━━━━━ Data extract

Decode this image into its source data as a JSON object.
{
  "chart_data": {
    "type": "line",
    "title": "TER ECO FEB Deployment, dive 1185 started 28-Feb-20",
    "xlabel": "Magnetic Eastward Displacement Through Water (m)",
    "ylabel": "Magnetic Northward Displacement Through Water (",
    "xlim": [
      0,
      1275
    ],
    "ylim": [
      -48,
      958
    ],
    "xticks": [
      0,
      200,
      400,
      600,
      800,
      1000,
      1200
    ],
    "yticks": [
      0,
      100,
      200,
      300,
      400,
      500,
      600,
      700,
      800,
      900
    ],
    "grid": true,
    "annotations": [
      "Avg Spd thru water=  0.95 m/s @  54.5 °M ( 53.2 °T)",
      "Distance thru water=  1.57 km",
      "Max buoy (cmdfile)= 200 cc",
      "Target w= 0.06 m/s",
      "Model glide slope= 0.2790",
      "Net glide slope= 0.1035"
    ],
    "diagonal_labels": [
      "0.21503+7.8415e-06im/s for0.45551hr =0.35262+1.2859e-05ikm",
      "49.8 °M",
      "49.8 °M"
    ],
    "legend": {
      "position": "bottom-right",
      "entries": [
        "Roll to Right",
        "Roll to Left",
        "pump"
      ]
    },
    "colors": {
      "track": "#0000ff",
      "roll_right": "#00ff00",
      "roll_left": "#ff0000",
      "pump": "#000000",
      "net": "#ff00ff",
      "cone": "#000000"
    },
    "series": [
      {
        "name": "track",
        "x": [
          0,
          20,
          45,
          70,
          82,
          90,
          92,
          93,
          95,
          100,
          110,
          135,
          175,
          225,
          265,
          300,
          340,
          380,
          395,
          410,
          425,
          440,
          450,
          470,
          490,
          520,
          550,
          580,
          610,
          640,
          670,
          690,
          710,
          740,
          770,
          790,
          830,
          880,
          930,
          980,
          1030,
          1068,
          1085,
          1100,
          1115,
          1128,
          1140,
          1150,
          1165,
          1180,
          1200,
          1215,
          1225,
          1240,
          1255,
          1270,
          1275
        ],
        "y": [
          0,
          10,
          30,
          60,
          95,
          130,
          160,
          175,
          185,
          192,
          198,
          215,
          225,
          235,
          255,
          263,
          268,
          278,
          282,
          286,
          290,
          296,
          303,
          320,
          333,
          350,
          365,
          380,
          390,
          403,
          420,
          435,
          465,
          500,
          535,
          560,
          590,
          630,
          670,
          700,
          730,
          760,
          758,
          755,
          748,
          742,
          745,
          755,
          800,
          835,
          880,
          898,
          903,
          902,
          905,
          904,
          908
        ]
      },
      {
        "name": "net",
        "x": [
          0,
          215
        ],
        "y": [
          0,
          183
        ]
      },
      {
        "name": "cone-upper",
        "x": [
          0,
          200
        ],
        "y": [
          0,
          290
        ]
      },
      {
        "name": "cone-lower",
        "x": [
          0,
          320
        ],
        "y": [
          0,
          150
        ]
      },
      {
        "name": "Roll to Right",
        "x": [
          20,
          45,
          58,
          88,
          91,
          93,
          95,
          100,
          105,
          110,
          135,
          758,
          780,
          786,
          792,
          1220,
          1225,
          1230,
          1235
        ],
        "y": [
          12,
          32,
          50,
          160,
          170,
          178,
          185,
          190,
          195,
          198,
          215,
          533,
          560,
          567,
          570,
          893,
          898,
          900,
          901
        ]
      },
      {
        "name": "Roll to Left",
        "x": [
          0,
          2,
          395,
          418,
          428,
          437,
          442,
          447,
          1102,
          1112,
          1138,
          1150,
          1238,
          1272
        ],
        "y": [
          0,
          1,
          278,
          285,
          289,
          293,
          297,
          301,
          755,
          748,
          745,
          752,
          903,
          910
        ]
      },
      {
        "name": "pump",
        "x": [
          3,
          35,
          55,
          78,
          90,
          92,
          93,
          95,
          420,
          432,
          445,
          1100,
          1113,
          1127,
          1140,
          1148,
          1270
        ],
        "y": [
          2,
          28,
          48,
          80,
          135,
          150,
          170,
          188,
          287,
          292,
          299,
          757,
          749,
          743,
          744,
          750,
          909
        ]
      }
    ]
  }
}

━━━━━━━━━━

* Exercise aim *
Tell how many lines contain the word "name", using only the number.

* Written response *
7